Dataset items
%%
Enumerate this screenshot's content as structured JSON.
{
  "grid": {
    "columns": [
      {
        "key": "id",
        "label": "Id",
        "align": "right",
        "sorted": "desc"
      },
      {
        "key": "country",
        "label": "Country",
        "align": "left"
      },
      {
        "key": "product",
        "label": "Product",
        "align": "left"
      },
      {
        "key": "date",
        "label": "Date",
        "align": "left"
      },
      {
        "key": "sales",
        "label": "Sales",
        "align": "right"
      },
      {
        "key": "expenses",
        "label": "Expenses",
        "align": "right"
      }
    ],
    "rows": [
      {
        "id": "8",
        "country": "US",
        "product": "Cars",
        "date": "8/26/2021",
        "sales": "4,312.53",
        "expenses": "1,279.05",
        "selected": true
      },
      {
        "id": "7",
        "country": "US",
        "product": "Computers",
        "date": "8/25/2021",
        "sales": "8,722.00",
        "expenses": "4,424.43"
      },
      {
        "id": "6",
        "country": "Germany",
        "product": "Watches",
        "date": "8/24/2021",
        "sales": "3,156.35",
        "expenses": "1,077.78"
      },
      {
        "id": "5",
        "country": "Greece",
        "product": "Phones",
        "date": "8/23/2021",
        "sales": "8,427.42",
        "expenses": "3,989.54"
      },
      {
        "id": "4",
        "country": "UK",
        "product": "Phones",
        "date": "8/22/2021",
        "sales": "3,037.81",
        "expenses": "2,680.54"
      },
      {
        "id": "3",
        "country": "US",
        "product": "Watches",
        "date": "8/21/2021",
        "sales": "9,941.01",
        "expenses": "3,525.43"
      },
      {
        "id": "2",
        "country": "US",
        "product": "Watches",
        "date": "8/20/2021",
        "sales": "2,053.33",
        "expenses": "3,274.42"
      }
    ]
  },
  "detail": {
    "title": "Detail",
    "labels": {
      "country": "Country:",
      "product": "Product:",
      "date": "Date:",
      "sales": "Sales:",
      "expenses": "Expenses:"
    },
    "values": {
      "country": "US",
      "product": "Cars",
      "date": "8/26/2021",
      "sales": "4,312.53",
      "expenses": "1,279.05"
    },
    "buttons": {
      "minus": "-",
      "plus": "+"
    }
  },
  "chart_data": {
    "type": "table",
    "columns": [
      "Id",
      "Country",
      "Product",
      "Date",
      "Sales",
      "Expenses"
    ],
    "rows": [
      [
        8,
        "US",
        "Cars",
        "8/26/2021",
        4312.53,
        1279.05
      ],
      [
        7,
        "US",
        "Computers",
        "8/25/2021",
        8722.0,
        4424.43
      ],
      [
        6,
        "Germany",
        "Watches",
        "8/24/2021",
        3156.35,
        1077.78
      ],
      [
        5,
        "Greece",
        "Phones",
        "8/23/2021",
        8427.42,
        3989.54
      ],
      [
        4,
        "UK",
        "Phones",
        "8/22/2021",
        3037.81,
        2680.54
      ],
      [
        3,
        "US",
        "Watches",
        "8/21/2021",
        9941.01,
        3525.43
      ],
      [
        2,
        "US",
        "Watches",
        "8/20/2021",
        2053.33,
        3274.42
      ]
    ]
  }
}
%%
■ Challenge ■
Reproduce the full listing word for word.

■ Output ■
Enumerate this screenshot's content as structured JSON.
{
  "grid": {
    "columns": [
      {
        "key": "id",
        "label": "Id",
        "align": "right",
        "sorted": "desc"
      },
      {
        "key": "country",
        "label": "Country",
        "align": "left"
      },
      {
        "key": "product",
        "label": "Product",
        "align": "left"
      },
      {
        "key": "date",
        "label": "Date",
        "align": "left"
      },
      {
        "key": "sales",
        "label": "Sales",
        "align": "right"
      },
      {
        "key": "expenses",
        "label": "Expenses",
        "align": "right"
      }
    ],
    "rows": [
      {
        "id": "8",
        "country": "US",
        "product": "Cars",
        "date": "8/26/2021",
        "sales": "4,312.53",
        "expenses": "1,279.05",
        "selected": true
      },
      {
        "id": "7",
        "country": "US",
        "product": "Computers",
        "date": "8/25/2021",
        "sales": "8,722.00",
        "expenses": "4,424.43"
      },
      {
        "id": "6",
        "country": "Germany",
        "product": "Watches",
        "date": "8/24/2021",
        "sales": "3,156.35",
        "expenses": "1,077.78"
      },
      {
        "id": "5",
        "country": "Greece",
        "product": "Phones",
        "date": "8/23/2021",
        "sales": "8,427.42",
        "expenses": "3,989.54"
      },
      {
        "id": "4",
        "country": "UK",
        "product": "Phones",
        "date": "8/22/2021",
        "sales": "3,037.81",
        "expenses": "2,680.54"
      },
      {
        "id": "3",
        "country": "US",
        "product": "Watches",
        "date": "8/21/2021",
        "sales": "9,941.01",
        "expenses": "3,525.43"
      },
      {
        "id": "2",
        "country": "US",
        "product": "Watches",
        "date": "8/20/2021",
        "sales": "2,053.33",
        "expenses": "3,274.42"
      }
    ]
  },
  "detail": {
    "title": "Detail",
    "labels": {
      "country": "Country:",
      "product": "Product:",
      "date": "Date:",
      "sales": "Sales:",
      "expenses": "Expenses:"
    },
    "values": {
      "country": "US",
      "product": "Cars",
      "date": "8/26/2021",
      "sales": "4,312.53",
      "expenses": "1,279.05"
    },
    "buttons": {
      "minus": "-",
      "plus": "+"
    }
  },
  "chart_data": {
    "type": "table",
    "columns": [
      "Id",
      "Country",
      "Product",
      "Date",
      "Sales",
      "Expenses"
    ],
    "rows": [
      [
        8,
        "US",
        "Cars",
        "8/26/2021",
        4312.53,
        1279.05
      ],
      [
        7,
        "US",
        "Computers",
        "8/25/2021",
        8722.0,
        4424.43
      ],
      [
        6,
        "Germany",
        "Watches",
        "8/24/2021",
        3156.35,
        1077.78
      ],
      [
        5,
        "Greece",
        "Phones",
        "8/23/2021",
        8427.42,
        3989.54
      ],
      [
        4,
        "UK",
        "Phones",
        "8/22/2021",
        3037.81,
        2680.54
      ],
      [
        3,
        "US",
        "Watches",
        "8/21/2021",
        9941.01,
        3525.43
      ],
      [
        2,
        "US",
        "Watches",
        "8/20/2021",
        2053.33,
        3274.42
      ]
    ]
  }
}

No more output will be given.